--- begin Material for this exercise ---

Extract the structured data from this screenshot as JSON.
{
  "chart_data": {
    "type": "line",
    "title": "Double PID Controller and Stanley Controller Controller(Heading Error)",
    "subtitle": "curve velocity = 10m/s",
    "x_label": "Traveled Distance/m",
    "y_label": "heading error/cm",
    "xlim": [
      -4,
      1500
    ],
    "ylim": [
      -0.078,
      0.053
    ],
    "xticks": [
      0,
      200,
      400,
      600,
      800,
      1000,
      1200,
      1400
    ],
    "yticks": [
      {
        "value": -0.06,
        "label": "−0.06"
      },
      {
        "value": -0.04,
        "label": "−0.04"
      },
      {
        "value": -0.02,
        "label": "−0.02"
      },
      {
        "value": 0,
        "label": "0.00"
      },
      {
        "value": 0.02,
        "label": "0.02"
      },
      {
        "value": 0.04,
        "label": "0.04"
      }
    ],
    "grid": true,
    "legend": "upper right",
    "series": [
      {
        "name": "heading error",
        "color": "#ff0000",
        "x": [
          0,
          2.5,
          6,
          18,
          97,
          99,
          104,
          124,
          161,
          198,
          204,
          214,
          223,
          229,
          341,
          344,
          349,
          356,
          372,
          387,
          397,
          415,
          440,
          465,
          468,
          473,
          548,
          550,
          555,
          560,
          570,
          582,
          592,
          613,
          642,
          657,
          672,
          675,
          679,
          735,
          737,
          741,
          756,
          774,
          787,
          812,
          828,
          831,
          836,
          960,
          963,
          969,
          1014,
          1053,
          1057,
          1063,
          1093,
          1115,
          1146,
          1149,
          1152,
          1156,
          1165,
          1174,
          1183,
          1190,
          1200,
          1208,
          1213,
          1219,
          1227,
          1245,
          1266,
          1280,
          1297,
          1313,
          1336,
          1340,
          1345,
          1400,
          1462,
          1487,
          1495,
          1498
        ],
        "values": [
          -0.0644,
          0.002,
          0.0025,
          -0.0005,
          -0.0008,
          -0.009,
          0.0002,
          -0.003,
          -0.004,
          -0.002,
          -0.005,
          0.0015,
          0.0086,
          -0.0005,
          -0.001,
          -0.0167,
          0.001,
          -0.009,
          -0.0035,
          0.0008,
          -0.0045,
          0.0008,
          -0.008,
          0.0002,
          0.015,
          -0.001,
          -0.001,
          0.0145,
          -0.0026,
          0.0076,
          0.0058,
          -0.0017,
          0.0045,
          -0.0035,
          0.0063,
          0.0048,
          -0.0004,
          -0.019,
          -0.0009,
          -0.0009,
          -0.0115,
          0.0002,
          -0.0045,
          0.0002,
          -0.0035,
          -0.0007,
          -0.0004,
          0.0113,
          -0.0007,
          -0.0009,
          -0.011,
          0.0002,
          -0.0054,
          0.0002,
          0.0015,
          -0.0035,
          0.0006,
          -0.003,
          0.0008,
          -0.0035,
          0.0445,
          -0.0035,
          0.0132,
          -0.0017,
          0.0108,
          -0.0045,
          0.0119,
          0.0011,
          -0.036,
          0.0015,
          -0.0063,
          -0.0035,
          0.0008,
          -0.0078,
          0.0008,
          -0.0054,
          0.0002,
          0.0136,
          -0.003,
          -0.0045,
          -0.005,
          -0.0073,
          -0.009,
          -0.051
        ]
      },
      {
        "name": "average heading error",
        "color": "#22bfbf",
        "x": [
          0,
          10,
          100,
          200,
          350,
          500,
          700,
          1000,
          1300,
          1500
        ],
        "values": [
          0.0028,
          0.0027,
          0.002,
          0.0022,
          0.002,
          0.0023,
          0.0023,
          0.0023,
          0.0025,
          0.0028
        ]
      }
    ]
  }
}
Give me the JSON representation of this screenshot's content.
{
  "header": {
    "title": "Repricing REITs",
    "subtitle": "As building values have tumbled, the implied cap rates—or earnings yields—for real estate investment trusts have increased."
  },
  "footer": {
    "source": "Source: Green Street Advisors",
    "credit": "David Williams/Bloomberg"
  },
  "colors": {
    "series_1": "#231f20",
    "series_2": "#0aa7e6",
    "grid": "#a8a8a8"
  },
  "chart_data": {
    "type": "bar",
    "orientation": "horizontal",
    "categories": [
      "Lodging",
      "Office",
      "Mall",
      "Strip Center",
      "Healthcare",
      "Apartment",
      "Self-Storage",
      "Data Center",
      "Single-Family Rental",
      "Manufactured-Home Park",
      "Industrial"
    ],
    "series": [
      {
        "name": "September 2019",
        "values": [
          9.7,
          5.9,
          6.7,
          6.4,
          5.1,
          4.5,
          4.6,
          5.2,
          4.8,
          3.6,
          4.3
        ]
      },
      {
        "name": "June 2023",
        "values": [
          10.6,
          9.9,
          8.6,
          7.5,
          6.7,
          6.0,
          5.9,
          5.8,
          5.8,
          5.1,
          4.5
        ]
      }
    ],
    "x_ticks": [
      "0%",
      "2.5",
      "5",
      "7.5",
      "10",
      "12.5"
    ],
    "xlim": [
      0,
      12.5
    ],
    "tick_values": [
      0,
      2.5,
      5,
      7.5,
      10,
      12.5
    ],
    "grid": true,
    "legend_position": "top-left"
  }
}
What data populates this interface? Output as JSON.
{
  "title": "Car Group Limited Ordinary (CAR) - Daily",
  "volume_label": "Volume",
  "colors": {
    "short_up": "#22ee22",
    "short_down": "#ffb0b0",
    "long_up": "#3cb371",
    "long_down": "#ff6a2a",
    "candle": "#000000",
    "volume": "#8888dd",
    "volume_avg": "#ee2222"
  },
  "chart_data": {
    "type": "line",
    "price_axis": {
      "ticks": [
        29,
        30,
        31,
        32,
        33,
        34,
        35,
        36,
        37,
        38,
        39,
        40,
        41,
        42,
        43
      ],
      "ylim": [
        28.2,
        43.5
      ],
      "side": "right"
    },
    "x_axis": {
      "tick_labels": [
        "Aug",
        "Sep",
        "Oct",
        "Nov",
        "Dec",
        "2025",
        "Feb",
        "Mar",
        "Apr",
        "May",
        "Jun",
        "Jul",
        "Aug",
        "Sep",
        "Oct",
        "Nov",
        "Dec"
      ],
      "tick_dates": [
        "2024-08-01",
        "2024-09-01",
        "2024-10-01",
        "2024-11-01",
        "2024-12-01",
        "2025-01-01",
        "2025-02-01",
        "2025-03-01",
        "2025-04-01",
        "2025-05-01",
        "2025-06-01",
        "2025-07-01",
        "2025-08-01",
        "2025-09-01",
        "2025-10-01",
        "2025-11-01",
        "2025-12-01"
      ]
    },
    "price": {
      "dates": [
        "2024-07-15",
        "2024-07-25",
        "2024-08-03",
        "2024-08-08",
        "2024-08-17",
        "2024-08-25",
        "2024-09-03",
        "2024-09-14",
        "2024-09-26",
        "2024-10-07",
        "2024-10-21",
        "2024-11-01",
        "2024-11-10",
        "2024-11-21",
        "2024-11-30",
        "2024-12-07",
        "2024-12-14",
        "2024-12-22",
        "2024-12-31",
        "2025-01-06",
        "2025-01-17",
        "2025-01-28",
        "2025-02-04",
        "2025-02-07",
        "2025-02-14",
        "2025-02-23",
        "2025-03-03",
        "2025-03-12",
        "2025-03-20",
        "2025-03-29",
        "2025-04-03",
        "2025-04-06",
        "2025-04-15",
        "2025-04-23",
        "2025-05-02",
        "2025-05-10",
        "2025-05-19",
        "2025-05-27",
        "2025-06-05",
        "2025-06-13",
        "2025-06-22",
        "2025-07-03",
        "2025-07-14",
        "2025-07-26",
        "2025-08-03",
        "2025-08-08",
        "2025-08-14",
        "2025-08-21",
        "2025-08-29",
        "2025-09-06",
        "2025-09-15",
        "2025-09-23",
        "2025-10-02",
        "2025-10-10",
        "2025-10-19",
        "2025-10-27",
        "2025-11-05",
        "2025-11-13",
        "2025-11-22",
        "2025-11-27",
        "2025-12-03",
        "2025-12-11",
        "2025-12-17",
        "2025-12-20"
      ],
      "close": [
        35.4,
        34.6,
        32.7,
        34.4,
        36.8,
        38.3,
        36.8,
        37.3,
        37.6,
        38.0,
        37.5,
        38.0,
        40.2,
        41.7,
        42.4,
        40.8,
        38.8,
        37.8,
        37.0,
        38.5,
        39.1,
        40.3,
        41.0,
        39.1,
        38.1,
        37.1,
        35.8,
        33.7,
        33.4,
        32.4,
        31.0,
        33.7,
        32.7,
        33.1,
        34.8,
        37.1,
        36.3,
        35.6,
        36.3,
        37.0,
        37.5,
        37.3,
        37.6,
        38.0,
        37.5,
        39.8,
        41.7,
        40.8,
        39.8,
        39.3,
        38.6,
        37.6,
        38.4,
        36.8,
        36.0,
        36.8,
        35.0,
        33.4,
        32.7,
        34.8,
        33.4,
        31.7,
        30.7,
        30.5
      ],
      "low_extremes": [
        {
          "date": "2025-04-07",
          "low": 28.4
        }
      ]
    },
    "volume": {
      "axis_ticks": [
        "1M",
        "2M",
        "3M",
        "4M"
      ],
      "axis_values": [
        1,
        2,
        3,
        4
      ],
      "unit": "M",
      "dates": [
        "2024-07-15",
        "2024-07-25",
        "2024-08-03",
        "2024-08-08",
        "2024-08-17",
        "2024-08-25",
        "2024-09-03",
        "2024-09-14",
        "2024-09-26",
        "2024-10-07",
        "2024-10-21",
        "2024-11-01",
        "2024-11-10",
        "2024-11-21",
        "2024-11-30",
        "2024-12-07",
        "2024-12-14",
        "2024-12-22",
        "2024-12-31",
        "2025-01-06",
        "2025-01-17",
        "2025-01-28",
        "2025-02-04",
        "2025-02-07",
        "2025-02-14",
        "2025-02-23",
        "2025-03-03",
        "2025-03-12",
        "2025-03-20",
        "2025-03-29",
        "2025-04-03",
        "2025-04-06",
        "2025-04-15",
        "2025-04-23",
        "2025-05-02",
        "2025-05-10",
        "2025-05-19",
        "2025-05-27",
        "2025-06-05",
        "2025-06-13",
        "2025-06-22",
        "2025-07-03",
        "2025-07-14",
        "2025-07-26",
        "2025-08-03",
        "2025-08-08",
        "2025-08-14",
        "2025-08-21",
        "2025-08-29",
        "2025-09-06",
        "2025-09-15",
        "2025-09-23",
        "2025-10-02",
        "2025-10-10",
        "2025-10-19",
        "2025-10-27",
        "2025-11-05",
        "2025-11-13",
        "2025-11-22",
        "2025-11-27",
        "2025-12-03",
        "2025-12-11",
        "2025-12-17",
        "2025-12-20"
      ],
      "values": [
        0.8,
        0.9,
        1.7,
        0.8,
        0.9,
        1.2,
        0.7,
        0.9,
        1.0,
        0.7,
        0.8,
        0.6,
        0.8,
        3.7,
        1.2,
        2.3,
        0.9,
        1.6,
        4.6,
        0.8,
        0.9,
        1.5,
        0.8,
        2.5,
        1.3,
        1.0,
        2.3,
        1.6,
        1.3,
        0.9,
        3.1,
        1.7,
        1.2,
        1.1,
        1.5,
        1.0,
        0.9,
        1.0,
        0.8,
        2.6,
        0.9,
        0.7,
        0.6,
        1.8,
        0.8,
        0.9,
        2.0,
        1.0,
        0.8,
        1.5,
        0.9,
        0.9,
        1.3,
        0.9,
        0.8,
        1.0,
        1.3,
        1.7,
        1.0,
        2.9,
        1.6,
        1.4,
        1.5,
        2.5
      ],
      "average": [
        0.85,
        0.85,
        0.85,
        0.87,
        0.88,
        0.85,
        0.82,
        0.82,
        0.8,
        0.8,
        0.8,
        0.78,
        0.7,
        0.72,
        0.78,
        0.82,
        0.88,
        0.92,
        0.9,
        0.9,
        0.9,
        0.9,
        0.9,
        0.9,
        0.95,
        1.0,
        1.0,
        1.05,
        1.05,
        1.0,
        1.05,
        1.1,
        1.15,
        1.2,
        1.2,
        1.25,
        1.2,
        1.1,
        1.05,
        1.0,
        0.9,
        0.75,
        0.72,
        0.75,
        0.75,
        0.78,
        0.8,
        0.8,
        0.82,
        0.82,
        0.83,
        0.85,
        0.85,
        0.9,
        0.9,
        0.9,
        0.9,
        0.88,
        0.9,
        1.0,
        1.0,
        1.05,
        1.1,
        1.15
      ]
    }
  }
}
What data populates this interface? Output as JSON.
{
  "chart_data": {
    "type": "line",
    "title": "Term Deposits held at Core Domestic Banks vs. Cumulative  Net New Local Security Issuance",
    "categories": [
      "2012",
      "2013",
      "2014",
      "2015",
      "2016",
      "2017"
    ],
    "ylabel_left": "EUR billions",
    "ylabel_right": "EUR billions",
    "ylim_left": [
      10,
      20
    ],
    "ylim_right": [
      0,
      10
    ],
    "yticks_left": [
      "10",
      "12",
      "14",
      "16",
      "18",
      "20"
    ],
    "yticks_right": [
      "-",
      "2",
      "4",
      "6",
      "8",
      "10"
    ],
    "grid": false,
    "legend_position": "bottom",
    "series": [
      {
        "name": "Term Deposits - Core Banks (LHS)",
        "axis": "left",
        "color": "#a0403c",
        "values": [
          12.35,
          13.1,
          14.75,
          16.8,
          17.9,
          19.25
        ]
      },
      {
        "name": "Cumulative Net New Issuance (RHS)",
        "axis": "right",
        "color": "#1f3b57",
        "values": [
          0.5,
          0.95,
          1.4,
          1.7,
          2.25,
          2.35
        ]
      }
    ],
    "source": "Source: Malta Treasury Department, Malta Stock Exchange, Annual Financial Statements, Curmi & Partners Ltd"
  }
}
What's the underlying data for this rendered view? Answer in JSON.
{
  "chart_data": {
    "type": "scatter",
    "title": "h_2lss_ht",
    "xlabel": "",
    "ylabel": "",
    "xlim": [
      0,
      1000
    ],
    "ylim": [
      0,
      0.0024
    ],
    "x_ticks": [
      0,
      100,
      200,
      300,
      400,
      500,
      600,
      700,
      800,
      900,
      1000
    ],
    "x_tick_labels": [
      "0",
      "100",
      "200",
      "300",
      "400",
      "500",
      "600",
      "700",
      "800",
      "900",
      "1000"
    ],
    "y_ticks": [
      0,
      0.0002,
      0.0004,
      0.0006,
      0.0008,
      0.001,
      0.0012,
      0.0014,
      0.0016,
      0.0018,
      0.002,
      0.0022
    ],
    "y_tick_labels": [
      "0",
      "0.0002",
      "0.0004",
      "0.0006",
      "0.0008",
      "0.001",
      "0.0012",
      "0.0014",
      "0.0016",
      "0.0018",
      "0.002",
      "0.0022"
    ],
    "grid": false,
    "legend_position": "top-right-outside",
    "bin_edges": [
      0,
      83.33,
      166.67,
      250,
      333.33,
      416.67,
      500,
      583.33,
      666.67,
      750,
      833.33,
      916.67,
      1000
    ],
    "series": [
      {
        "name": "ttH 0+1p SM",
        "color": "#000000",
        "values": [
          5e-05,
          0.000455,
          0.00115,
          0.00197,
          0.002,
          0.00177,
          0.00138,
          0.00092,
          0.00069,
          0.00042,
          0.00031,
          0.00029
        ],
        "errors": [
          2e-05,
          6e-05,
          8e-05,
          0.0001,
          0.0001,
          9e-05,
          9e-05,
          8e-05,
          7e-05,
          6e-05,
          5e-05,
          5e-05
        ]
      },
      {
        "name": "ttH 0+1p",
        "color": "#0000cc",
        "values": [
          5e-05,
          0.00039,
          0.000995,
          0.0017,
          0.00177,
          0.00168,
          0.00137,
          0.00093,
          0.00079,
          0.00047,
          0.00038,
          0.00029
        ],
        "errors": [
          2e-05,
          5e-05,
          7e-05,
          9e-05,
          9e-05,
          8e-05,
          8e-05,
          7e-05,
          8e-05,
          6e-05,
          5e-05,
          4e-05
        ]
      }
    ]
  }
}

--- end Material for this exercise ---

_Exercise details_: Pick each line holding the word "name" out of the listing.

_Task answer_:
        "name": "heading error",
        "name": "average heading error",
        "name": "September 2019",
        "name": "June 2023",
        "name": "Term Deposits - Core Banks (LHS)",
        "name": "Cumulative Net New Issuance (RHS)",
        "name": "ttH 0+1p SM",
        "name": "ttH 0+1p",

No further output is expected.